● Requirements
From the listing, collect all lines containing the word "illis".

[Source data]
START
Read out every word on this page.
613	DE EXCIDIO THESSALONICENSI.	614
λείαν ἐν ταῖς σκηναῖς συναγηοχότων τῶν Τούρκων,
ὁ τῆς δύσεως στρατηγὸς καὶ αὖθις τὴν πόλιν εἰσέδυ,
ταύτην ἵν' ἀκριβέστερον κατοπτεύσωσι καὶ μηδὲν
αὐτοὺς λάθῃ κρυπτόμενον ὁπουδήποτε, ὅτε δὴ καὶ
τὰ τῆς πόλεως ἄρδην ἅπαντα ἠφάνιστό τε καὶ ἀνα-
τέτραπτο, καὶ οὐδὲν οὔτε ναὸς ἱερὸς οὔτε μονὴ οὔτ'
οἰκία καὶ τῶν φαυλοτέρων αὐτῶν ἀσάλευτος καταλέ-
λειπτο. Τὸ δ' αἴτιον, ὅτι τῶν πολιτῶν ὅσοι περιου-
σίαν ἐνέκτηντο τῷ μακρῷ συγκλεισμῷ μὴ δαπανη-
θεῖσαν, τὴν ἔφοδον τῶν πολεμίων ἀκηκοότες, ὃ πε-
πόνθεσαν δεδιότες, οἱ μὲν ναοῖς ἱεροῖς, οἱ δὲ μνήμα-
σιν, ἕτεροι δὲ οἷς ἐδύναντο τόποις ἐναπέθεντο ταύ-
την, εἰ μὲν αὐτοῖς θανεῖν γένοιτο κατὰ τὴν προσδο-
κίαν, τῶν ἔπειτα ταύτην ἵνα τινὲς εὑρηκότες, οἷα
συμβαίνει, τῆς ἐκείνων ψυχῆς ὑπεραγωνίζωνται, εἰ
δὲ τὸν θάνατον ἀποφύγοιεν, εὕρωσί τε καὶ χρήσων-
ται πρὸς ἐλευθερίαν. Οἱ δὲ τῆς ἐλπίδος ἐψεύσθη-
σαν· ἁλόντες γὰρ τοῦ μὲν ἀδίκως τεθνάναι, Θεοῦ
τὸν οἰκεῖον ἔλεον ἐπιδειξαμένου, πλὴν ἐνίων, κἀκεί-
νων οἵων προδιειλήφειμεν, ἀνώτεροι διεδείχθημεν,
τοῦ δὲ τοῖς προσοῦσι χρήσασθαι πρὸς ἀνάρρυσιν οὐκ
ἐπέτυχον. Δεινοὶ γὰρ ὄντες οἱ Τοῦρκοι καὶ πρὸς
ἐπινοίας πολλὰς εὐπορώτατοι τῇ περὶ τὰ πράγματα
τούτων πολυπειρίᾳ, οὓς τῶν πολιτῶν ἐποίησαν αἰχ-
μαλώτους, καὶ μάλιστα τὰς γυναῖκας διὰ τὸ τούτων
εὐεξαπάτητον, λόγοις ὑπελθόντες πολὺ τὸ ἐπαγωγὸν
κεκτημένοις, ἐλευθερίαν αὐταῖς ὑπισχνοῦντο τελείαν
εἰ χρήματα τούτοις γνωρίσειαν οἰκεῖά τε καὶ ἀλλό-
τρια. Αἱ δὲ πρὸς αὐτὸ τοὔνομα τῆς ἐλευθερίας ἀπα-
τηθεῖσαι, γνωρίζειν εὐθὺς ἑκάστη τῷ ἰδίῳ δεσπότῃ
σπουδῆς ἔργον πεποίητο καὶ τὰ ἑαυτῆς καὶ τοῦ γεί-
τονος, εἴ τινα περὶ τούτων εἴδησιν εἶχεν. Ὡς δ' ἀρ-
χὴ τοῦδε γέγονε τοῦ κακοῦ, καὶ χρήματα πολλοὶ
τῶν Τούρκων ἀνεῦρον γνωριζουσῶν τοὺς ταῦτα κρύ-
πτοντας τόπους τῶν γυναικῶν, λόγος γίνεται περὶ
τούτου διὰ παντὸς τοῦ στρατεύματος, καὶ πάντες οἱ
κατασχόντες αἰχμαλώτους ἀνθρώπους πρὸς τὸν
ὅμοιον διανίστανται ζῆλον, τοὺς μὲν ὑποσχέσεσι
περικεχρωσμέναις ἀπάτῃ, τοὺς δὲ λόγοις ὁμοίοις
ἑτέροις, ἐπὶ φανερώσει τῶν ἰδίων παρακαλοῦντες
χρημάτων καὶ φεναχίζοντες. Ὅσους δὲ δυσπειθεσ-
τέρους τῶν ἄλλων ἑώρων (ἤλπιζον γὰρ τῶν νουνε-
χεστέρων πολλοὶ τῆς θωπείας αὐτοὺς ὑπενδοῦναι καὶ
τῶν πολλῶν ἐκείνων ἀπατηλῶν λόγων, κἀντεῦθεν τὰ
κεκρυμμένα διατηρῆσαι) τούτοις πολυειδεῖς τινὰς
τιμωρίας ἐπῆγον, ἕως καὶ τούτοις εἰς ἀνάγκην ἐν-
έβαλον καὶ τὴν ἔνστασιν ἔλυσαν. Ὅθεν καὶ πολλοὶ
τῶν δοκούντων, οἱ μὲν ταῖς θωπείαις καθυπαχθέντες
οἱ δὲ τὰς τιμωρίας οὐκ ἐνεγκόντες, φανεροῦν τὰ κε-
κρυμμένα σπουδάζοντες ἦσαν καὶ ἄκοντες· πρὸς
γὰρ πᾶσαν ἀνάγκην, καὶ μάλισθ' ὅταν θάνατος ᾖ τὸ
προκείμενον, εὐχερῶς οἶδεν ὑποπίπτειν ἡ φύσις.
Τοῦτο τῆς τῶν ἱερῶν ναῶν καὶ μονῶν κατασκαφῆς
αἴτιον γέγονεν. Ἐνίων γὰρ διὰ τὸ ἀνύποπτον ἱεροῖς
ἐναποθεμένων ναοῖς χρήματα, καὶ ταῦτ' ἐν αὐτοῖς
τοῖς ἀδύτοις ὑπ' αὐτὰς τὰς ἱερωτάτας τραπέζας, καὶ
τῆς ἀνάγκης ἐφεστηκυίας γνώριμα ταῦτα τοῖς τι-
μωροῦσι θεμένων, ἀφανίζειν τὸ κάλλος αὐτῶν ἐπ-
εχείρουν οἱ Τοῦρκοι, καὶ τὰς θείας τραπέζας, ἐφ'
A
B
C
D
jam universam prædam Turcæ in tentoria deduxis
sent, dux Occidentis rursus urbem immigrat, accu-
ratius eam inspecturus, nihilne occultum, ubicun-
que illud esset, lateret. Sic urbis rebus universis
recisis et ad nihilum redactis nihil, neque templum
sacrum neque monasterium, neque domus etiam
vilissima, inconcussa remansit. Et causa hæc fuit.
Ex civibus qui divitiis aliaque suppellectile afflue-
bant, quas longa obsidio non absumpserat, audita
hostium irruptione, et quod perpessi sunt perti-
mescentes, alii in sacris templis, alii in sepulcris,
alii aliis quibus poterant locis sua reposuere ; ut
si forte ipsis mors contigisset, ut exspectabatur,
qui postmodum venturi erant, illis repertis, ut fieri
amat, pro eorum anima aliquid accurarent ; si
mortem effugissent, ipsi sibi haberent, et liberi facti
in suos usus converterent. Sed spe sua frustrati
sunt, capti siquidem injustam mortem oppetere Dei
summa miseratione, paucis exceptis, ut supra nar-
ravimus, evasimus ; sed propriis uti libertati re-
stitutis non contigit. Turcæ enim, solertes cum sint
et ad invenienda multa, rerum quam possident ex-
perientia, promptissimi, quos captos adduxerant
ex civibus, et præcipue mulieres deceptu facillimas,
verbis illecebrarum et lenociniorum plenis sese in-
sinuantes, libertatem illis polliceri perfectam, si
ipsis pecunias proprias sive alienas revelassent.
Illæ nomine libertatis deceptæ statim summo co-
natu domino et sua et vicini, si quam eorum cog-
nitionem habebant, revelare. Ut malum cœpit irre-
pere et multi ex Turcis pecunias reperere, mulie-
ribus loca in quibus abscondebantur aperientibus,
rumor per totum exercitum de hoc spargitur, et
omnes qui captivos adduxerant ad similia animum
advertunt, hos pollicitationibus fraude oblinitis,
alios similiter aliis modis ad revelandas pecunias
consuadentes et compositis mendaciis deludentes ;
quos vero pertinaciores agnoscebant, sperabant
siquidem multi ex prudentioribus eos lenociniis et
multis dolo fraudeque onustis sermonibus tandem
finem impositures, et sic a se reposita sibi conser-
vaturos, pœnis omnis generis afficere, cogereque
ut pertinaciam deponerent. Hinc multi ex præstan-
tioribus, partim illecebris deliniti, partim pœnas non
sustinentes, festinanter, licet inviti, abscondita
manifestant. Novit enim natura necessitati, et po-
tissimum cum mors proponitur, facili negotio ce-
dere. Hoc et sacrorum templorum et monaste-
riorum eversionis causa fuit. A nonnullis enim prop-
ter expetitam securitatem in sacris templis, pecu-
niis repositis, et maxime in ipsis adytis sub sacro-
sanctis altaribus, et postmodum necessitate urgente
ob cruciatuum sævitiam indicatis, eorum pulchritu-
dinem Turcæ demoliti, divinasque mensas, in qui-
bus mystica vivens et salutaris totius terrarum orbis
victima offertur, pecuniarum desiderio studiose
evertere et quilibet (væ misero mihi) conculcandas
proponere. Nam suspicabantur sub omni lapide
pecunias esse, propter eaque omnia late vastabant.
END
● Answer
qui postmodum venturi erant, illis repertis, ut fieri
sinuantes, libertatem illis polliceri perfectam, si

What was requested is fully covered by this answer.